==== The records

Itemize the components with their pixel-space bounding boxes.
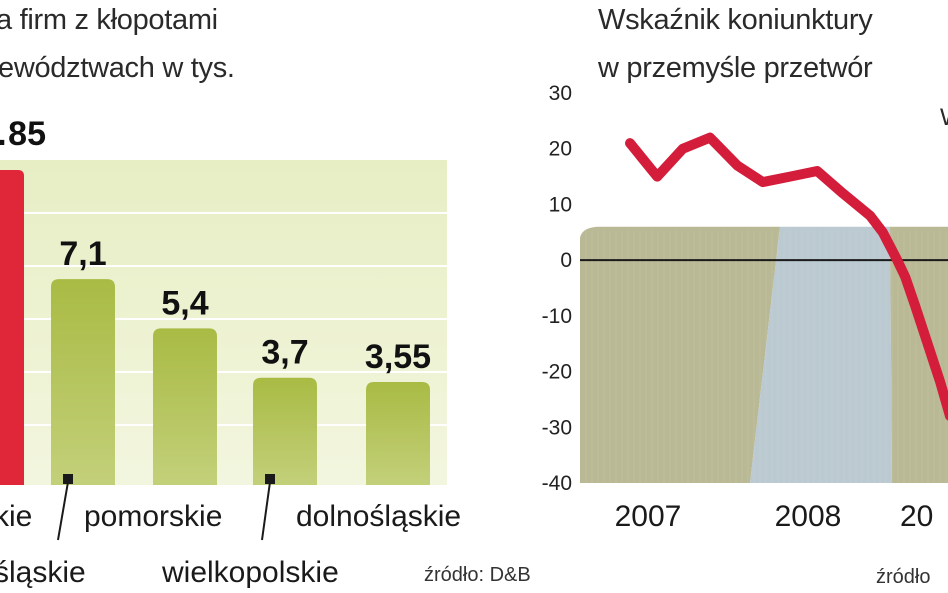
y-tick-label: 10 — [549, 193, 572, 216]
sentiment-line-chart-panel: Wskaźnik koniunktury w przemyśle przetwó… — [520, 0, 948, 593]
bar — [51, 279, 115, 485]
bar-value-label: 5,4 — [161, 284, 208, 322]
year-band-2007 — [580, 226, 780, 483]
leader-line — [57, 481, 69, 541]
right-chart-title-line-1: Wskaźnik koniunktury — [598, 4, 873, 36]
bar-value-labels: …85 7,1 5,4 3,7 3,55 — [0, 115, 431, 376]
bar — [366, 382, 430, 485]
bar-value-label: 3,7 — [261, 334, 308, 372]
bar-category-label: śląskie — [0, 556, 86, 589]
bar-category-labels: kie pomorskie dolnośląskie śląskie wielkopol… — [0, 474, 461, 589]
right-source-note: źródło — [876, 566, 931, 588]
leader-marker — [63, 474, 73, 484]
y-tick-label: 0 — [560, 249, 572, 272]
right-chart-title-line-2: w przemyśle przetwór — [598, 52, 873, 84]
regional-bar-chart: …85 7,1 5,4 3,7 3,55 kie pomorskie dolnośląski… — [0, 115, 461, 589]
left-chart-title-line-1: a firm z kłopotami — [0, 4, 218, 36]
line-series-group — [625, 132, 948, 421]
left-chart-title-line-2: ewództwach w tys. — [0, 52, 235, 84]
y-tick-label: 20 — [549, 138, 572, 161]
y-tick-label: -30 — [542, 416, 572, 439]
series-line — [625, 132, 948, 421]
bar-category-label: pomorskie — [84, 500, 222, 533]
year-bands — [580, 226, 948, 483]
right-corner-label: W — [940, 104, 948, 132]
bar-category-label: kie — [0, 500, 32, 533]
bar-value-label: 7,1 — [59, 235, 106, 273]
bar-highlight — [0, 170, 24, 485]
leader-line — [261, 481, 271, 541]
y-tick-label: 30 — [549, 82, 572, 105]
bar — [253, 377, 317, 485]
x-tick-label: 2008 — [775, 500, 842, 533]
y-tick-label: -40 — [542, 472, 572, 495]
leader-marker — [265, 474, 275, 484]
y-tick-labels: 30 20 10 0 -10 -20 -30 -40 — [542, 82, 572, 495]
x-tick-label: 2007 — [615, 500, 682, 533]
bar-category-label: wielkopolskie — [161, 556, 339, 589]
bar-value-label: …85 — [0, 115, 46, 153]
year-band-2009 — [890, 226, 948, 483]
bar-category-label: dolnośląskie — [296, 500, 461, 533]
x-tick-labels: 2007 2008 20 — [615, 500, 934, 533]
regional-bar-chart-panel: a firm z kłopotami ewództwach w tys. …85… — [0, 4, 531, 589]
x-tick-label: 20 — [900, 500, 933, 533]
left-source-note: źródło: D&B — [424, 564, 531, 586]
y-tick-label: -20 — [542, 361, 572, 384]
bar — [153, 328, 217, 485]
year-band-2008 — [750, 226, 892, 483]
bar-value-label: 3,55 — [365, 338, 431, 376]
sentiment-line-chart: 30 20 10 0 -10 -20 -30 -40 2007 2008 20 — [542, 82, 948, 533]
bar-marks — [0, 170, 430, 485]
y-tick-label: -10 — [542, 305, 572, 328]
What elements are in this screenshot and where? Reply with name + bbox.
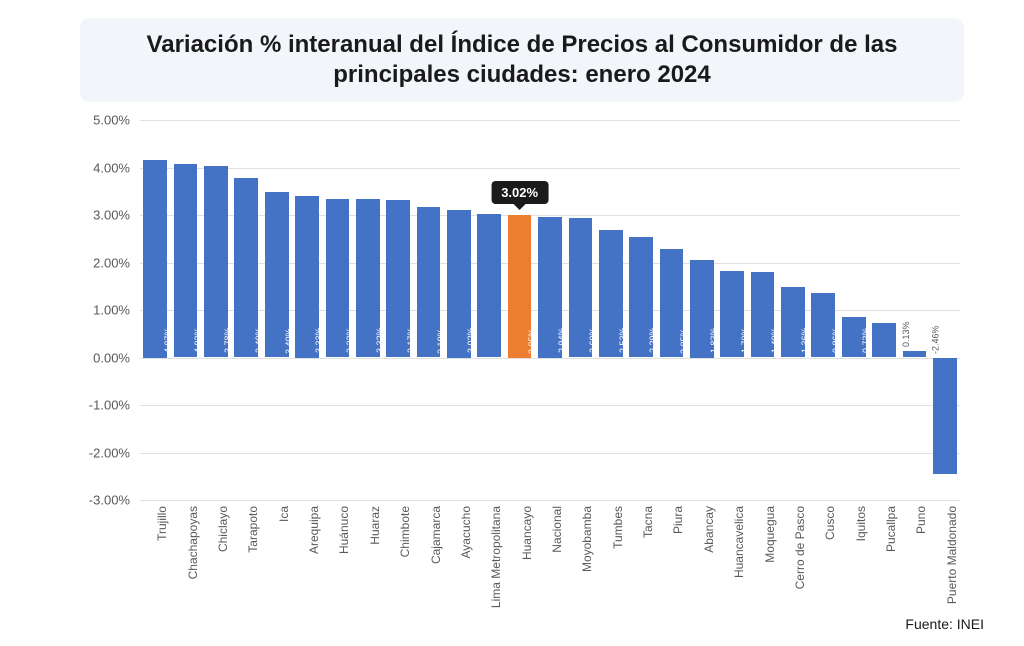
- bar-value-label: 0.73%: [861, 328, 871, 354]
- x-tick-label: Tacna: [641, 506, 655, 538]
- bar-value-label: 4.07%: [163, 328, 173, 354]
- bar-value-label: 2.94%: [558, 328, 568, 354]
- x-tick-label: Pucallpa: [884, 506, 898, 552]
- x-tick-label: Abancay: [702, 506, 716, 553]
- y-tick-label: 3.00%: [93, 208, 140, 223]
- x-tick-label: Iquitos: [854, 506, 868, 541]
- y-tick-label: -2.00%: [89, 445, 140, 460]
- x-tick-label: Nacional: [550, 506, 564, 553]
- x-tick-label: Cajamarca: [429, 506, 443, 564]
- x-tick-label: Chachapoyas: [186, 506, 200, 579]
- x-tick-label: Chiclayo: [216, 506, 230, 552]
- source-label: Fuente: INEI: [905, 616, 984, 632]
- y-tick-label: 2.00%: [93, 255, 140, 270]
- bar-value-label: 3.02%: [466, 328, 476, 354]
- bar-value-label: 2.05%: [679, 328, 689, 354]
- bar: 0.73%: [872, 323, 896, 358]
- x-tick-label: Chimbote: [398, 506, 412, 557]
- bar-value-label: 0.13%: [902, 322, 912, 348]
- bar: 3.02%: [477, 214, 501, 357]
- bar-value-label: 3.10%: [436, 328, 446, 354]
- bar-value-label: 3.33%: [315, 328, 325, 354]
- bar: 0.13%: [903, 351, 927, 357]
- x-tick-label: Huancavelica: [732, 506, 746, 578]
- bar: -2.46%: [933, 358, 957, 475]
- bar-value-label: 1.49%: [770, 328, 780, 354]
- x-tick-label: Piura: [671, 506, 685, 534]
- grid-line: [140, 500, 960, 501]
- y-tick-label: -1.00%: [89, 398, 140, 413]
- bar-value-label: 3.40%: [284, 328, 294, 354]
- x-tick-label: Lima Metropolitana: [489, 506, 503, 608]
- bar-value-label: 3.49%: [254, 328, 264, 354]
- x-tick-label: Moyobamba: [580, 506, 594, 572]
- x-tick-label: Huaraz: [368, 506, 382, 545]
- bar-value-label: 1.36%: [801, 328, 811, 354]
- bar-value-label: 2.53%: [618, 328, 628, 354]
- bar-value-label: -2.46%: [931, 325, 941, 354]
- bar-value-label: 1.83%: [709, 328, 719, 354]
- x-tick-label: Cusco: [823, 506, 837, 540]
- bar-value-label: 1.79%: [740, 328, 750, 354]
- bar-value-label: 2.95%: [527, 328, 537, 354]
- x-tick-label: Moquegua: [763, 506, 777, 563]
- x-tick-label: Arequipa: [307, 506, 321, 554]
- x-tick-label: Huancayo: [520, 506, 534, 560]
- bar-value-label: 3.33%: [345, 328, 355, 354]
- y-tick-label: 5.00%: [93, 113, 140, 128]
- bar-value-label: 3.78%: [224, 328, 234, 354]
- bar-value-label: 2.29%: [649, 328, 659, 354]
- x-tick-label: Ayacucho: [459, 506, 473, 558]
- bar-value-label: 3.17%: [406, 328, 416, 354]
- x-tick-label: Cerro de Pasco: [793, 506, 807, 589]
- x-tick-label: Tarapoto: [246, 506, 260, 553]
- y-tick-label: 1.00%: [93, 303, 140, 318]
- highlight-callout: 3.02%: [491, 181, 548, 204]
- bars-layer: 4.15%4.07%4.03%3.78%3.49%3.40%3.33%3.33%…: [140, 120, 960, 500]
- y-tick-label: -3.00%: [89, 493, 140, 508]
- x-tick-label: Tumbes: [611, 506, 625, 549]
- bar-value-label: 4.15%: [132, 328, 142, 354]
- chart-title: Variación % interanual del Índice de Pre…: [104, 30, 940, 90]
- x-tick-label: Puerto Maldonado: [945, 506, 959, 604]
- bar-value-label: 3.32%: [375, 328, 385, 354]
- bar-value-label: 0.86%: [831, 328, 841, 354]
- bar-value-label: 2.69%: [588, 328, 598, 354]
- bar-value-label: 4.03%: [193, 328, 203, 354]
- x-tick-label: Puno: [914, 506, 928, 534]
- y-tick-label: 4.00%: [93, 160, 140, 175]
- x-tick-label: Trujillo: [155, 506, 169, 541]
- chart-title-panel: Variación % interanual del Índice de Pre…: [80, 18, 964, 102]
- cpi-bar-chart: -3.00%-2.00%-1.00%0.00%1.00%2.00%3.00%4.…: [140, 120, 960, 500]
- x-tick-label: Ica: [277, 506, 291, 522]
- x-tick-label: Huánuco: [337, 506, 351, 554]
- plot-area: -3.00%-2.00%-1.00%0.00%1.00%2.00%3.00%4.…: [140, 120, 960, 500]
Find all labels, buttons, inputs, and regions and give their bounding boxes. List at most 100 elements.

========

The task – Copy out verbatim the lines from the one containing "y-tick-label: 10 — [549, 193, 572, 216]" through the one containing "leader-line — [57, 481, 69, 541]", including both of those lines.

Exercise output –
y-tick-label: 10 — [549, 193, 572, 216]
sentiment-line-chart-panel: Wskaźnik koniunktury w przemyśle przetwó… — [520, 0, 948, 593]
bar — [51, 279, 115, 485]
bar-value-label: 5,4 — [161, 284, 208, 322]
year-band-2007 — [580, 226, 780, 483]
leader-line — [57, 481, 69, 541]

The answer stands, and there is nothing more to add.